__Set task__
Present every line in which the string "value" appears.

•••

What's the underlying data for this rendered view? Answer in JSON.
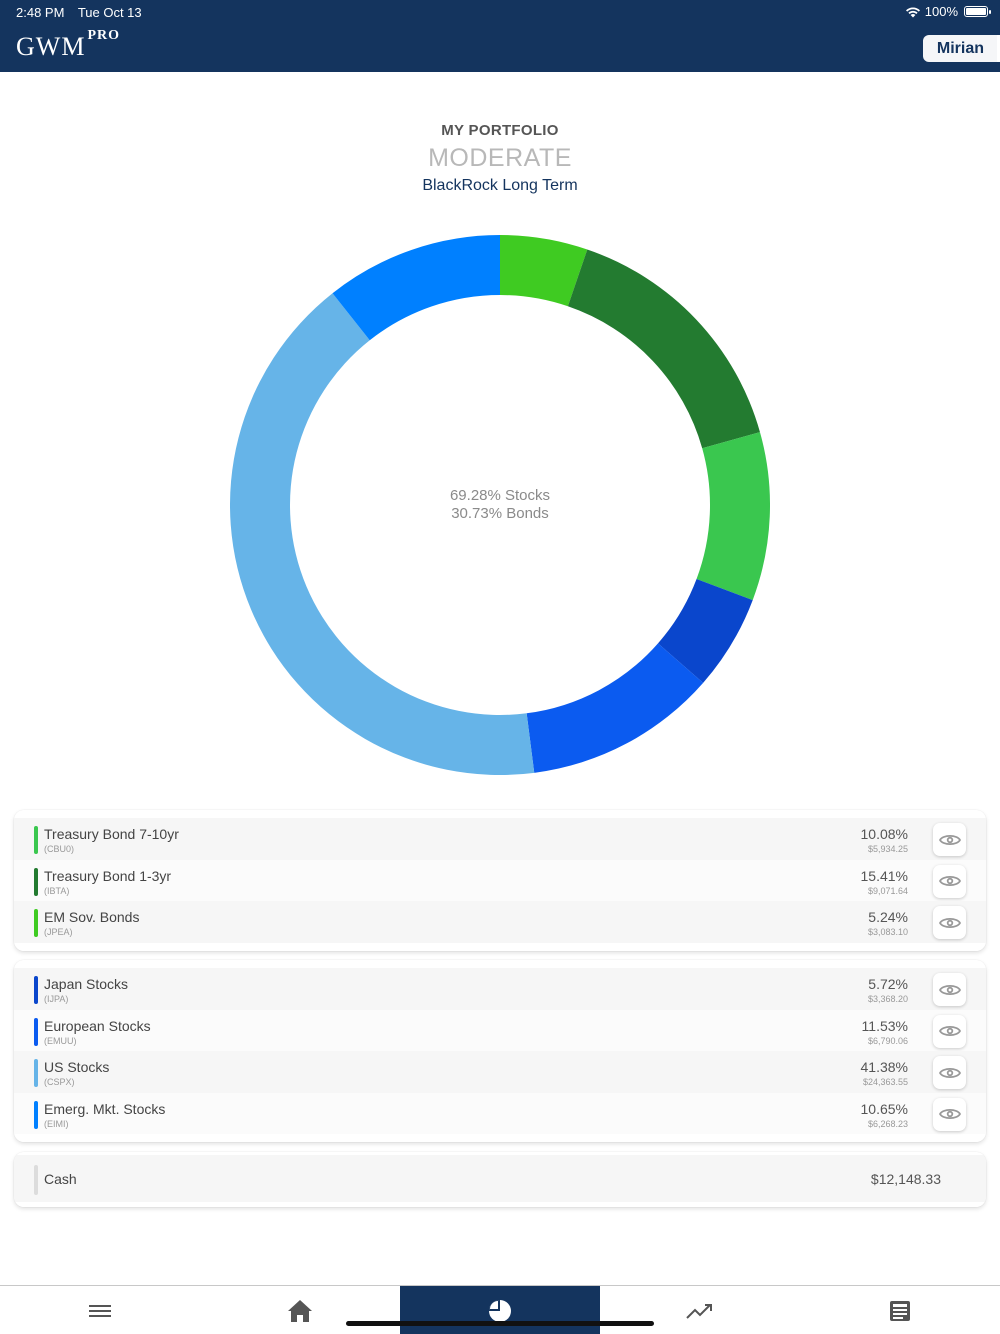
{
  "status_bar": {
    "time": "2:48 PM",
    "date": "Tue Oct 13",
    "battery": "100%"
  },
  "header": {
    "logo": "GWM",
    "logo_sup": "PRO",
    "user_name": "Mirian"
  },
  "portfolio": {
    "label": "MY PORTFOLIO",
    "profile": "MODERATE",
    "strategy": "BlackRock Long Term",
    "center_line1": "69.28% Stocks",
    "center_line2": "30.73% Bonds"
  },
  "chart_data": {
    "type": "pie",
    "donut": true,
    "slices": [
      {
        "label": "Treasury Bond 7-10yr",
        "value": 10.08,
        "color": "#3ac74f"
      },
      {
        "label": "Treasury Bond 1-3yr",
        "value": 15.41,
        "color": "#237b30"
      },
      {
        "label": "EM Sov. Bonds",
        "value": 5.24,
        "color": "#3fcb22"
      },
      {
        "label": "Japan Stocks",
        "value": 5.72,
        "color": "#0a46cc"
      },
      {
        "label": "European Stocks",
        "value": 11.53,
        "color": "#0b5bf0"
      },
      {
        "label": "US Stocks",
        "value": 41.38,
        "color": "#66b4e8"
      },
      {
        "label": "Emerg. Mkt. Stocks",
        "value": 10.65,
        "color": "#0080ff"
      }
    ],
    "chart_order": [
      "EM Sov. Bonds",
      "Treasury Bond 1-3yr",
      "Treasury Bond 7-10yr",
      "Japan Stocks",
      "European Stocks",
      "US Stocks",
      "Emerg. Mkt. Stocks"
    ]
  },
  "bonds": [
    {
      "name": "Treasury Bond 7-10yr",
      "ticker": "(CBU0)",
      "pct": "10.08%",
      "amount": "$5,934.25",
      "color": "#3ac74f"
    },
    {
      "name": "Treasury Bond 1-3yr",
      "ticker": "(IBTA)",
      "pct": "15.41%",
      "amount": "$9,071.64",
      "color": "#237b30"
    },
    {
      "name": "EM Sov. Bonds",
      "ticker": "(JPEA)",
      "pct": "5.24%",
      "amount": "$3,083.10",
      "color": "#3fcb22"
    }
  ],
  "stocks": [
    {
      "name": "Japan Stocks",
      "ticker": "(IJPA)",
      "pct": "5.72%",
      "amount": "$3,368.20",
      "color": "#0a46cc"
    },
    {
      "name": "European Stocks",
      "ticker": "(EMUU)",
      "pct": "11.53%",
      "amount": "$6,790.06",
      "color": "#0b5bf0"
    },
    {
      "name": "US Stocks",
      "ticker": "(CSPX)",
      "pct": "41.38%",
      "amount": "$24,363.55",
      "color": "#66b4e8"
    },
    {
      "name": "Emerg. Mkt. Stocks",
      "ticker": "(EIMI)",
      "pct": "10.65%",
      "amount": "$6,268.23",
      "color": "#0080ff"
    }
  ],
  "cash": {
    "name": "Cash",
    "value": "$12,148.33"
  },
  "nav": [
    {
      "icon": "menu-icon"
    },
    {
      "icon": "home-icon"
    },
    {
      "icon": "pie-chart-icon",
      "active": true
    },
    {
      "icon": "trend-icon"
    },
    {
      "icon": "news-icon"
    }
  ]
}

•••

__Reply__
        "value": 10.08,
        "value": 15.41,
        "value": 5.24,
        "value": 5.72,
        "value": 11.53,
        "value": 41.38,
        "value": 10.65,
    "value": "$12,148.33"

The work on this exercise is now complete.